##### PROVIDED ENTRIES #####

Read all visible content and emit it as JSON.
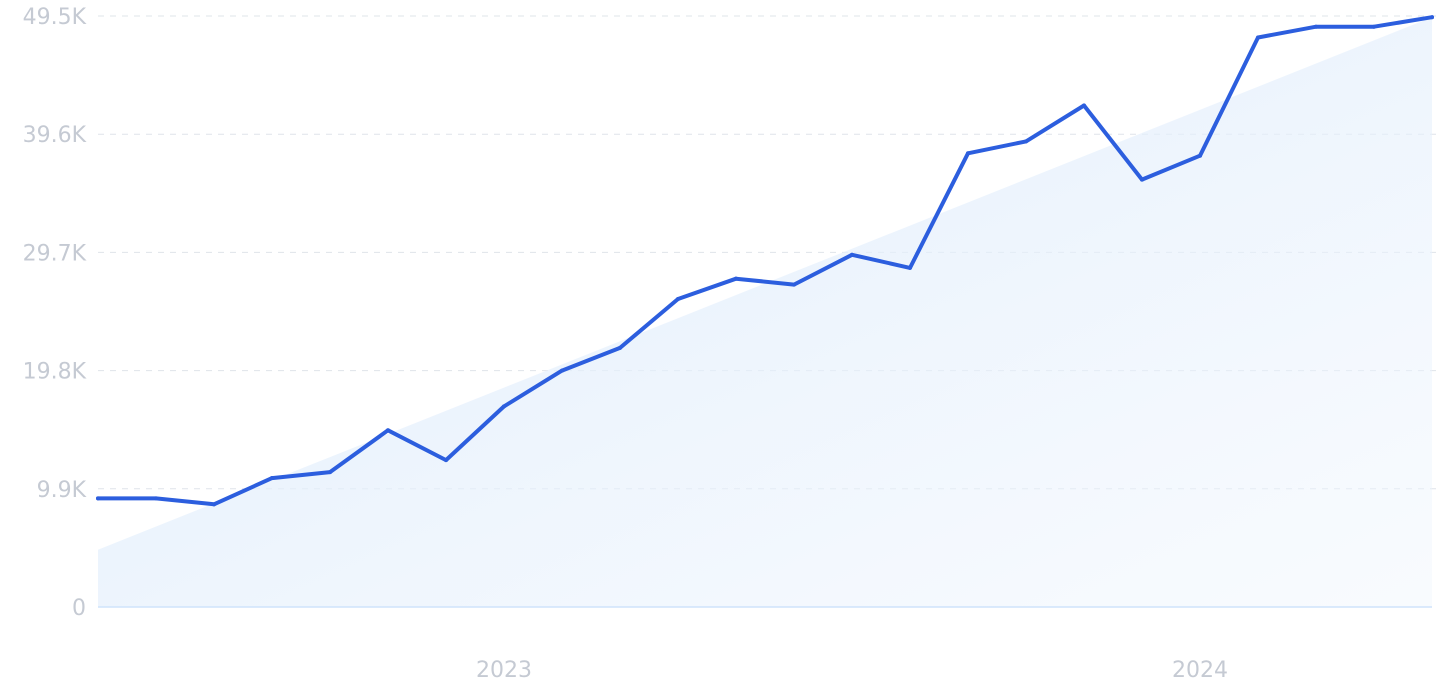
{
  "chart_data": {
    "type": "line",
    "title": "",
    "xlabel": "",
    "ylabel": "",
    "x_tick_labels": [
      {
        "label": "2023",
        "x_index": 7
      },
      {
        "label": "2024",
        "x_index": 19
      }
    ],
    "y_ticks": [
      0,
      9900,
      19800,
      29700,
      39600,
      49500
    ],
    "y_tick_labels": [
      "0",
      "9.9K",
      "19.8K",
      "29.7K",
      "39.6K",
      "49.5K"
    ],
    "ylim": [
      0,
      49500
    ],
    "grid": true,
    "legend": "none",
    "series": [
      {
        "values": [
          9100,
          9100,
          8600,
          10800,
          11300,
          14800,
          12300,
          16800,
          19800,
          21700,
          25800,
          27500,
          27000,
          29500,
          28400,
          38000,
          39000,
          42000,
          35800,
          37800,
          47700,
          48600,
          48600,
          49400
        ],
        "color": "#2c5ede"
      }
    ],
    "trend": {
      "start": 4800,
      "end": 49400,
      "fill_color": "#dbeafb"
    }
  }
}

#####

### TASK OBJECTIVE
Each entry gets copied exactly; the pictures stay out.

### EXPECTED ANSWER
Read all visible content and emit it as JSON.
{
  "chart_data": {
    "type": "line",
    "title": "",
    "xlabel": "",
    "ylabel": "",
    "x_tick_labels": [
      {
        "label": "2023",
        "x_index": 7
      },
      {
        "label": "2024",
        "x_index": 19
      }
    ],
    "y_ticks": [
      0,
      9900,
      19800,
      29700,
      39600,
      49500
    ],
    "y_tick_labels": [
      "0",
      "9.9K",
      "19.8K",
      "29.7K",
      "39.6K",
      "49.5K"
    ],
    "ylim": [
      0,
      49500
    ],
    "grid": true,
    "legend": "none",
    "series": [
      {
        "values": [
          9100,
          9100,
          8600,
          10800,
          11300,
          14800,
          12300,
          16800,
          19800,
          21700,
          25800,
          27500,
          27000,
          29500,
          28400,
          38000,
          39000,
          42000,
          35800,
          37800,
          47700,
          48600,
          48600,
          49400
        ],
        "color": "#2c5ede"
      }
    ],
    "trend": {
      "start": 4800,
      "end": 49400,
      "fill_color": "#dbeafb"
    }
  }
}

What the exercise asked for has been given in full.